━━━ PROVIDED RECORDS
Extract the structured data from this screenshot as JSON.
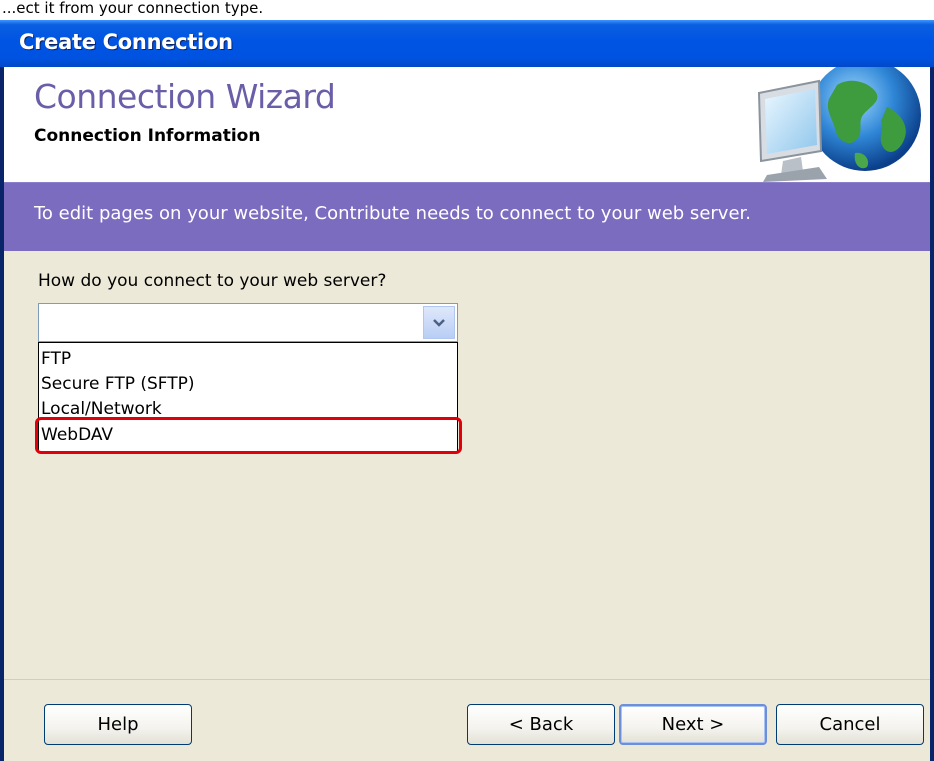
{
  "top_caption": "...ect it from your connection type.",
  "window": {
    "title": "Create Connection"
  },
  "header": {
    "title": "Connection Wizard",
    "subtitle": "Connection Information",
    "icon": "globe-monitor-icon"
  },
  "banner": {
    "text": "To edit pages on your website, Contribute needs to connect to your web server."
  },
  "form": {
    "question": "How do you connect to your web server?",
    "select_value": "",
    "options": [
      "FTP",
      "Secure FTP (SFTP)",
      "Local/Network",
      "WebDAV"
    ],
    "highlighted_option": "WebDAV",
    "highlight_color": "#e0000a"
  },
  "buttons": {
    "help": "Help",
    "back": "< Back",
    "next": "Next >",
    "cancel": "Cancel"
  },
  "colors": {
    "titlebar": "#0054e3",
    "wizard_title": "#6a5ea8",
    "banner": "#7b6cc0",
    "client_bg": "#ece9d8"
  }
}
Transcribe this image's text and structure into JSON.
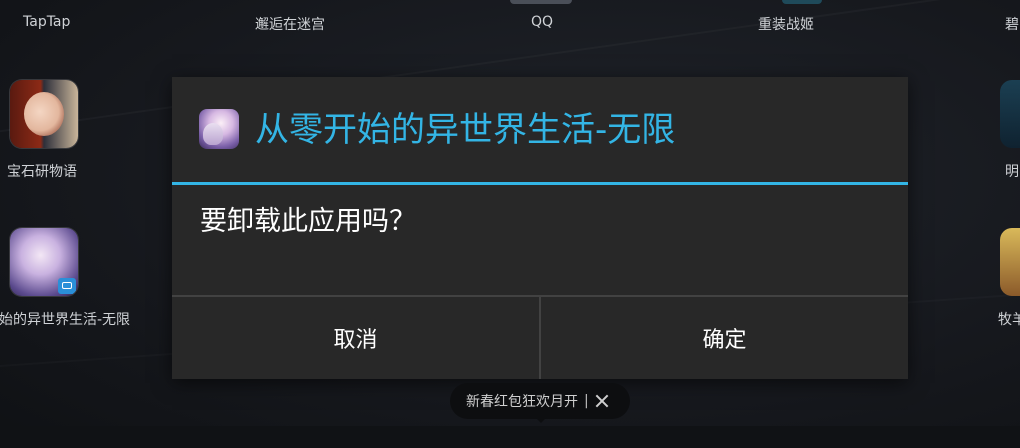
{
  "home": {
    "top_row": [
      "TapTap",
      "邂逅在迷宫",
      "QQ",
      "重装战姬",
      "碧"
    ],
    "left_apps": [
      "宝石研物语",
      "始的异世界生活-无限"
    ],
    "right_apps": [
      "明",
      "牧羊"
    ]
  },
  "dialog": {
    "title": "从零开始的异世界生活-无限",
    "message": "要卸载此应用吗？",
    "cancel_label": "取消",
    "ok_label": "确定",
    "accent_color": "#33b5e5"
  },
  "promo": {
    "text": "新春红包狂欢月开",
    "separator": "|"
  }
}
━━━━━━
● **DIRECTIONS FOR THIS TASK**: Copy out the entries verbatim and leave the images out.

● **FINAL RESULT**:
Extract the structured data from this screenshot as JSON.
{
  "top_caption": "...ect it from your connection type.",
  "window": {
    "title": "Create Connection"
  },
  "header": {
    "title": "Connection Wizard",
    "subtitle": "Connection Information",
    "icon": "globe-monitor-icon"
  },
  "banner": {
    "text": "To edit pages on your website, Contribute needs to connect to your web server."
  },
  "form": {
    "question": "How do you connect to your web server?",
    "select_value": "",
    "options": [
      "FTP",
      "Secure FTP (SFTP)",
      "Local/Network",
      "WebDAV"
    ],
    "highlighted_option": "WebDAV",
    "highlight_color": "#e0000a"
  },
  "buttons": {
    "help": "Help",
    "back": "< Back",
    "next": "Next >",
    "cancel": "Cancel"
  },
  "colors": {
    "titlebar": "#0054e3",
    "wizard_title": "#6a5ea8",
    "banner": "#7b6cc0",
    "client_bg": "#ece9d8"
  }
}
Transcribe this image's text and structure into JSON.
{
  "home": {
    "top_row": [
      "TapTap",
      "邂逅在迷宫",
      "QQ",
      "重装战姬",
      "碧"
    ],
    "left_apps": [
      "宝石研物语",
      "始的异世界生活-无限"
    ],
    "right_apps": [
      "明",
      "牧羊"
    ]
  },
  "dialog": {
    "title": "从零开始的异世界生活-无限",
    "message": "要卸载此应用吗？",
    "cancel_label": "取消",
    "ok_label": "确定",
    "accent_color": "#33b5e5"
  },
  "promo": {
    "text": "新春红包狂欢月开",
    "separator": "|"
  }
}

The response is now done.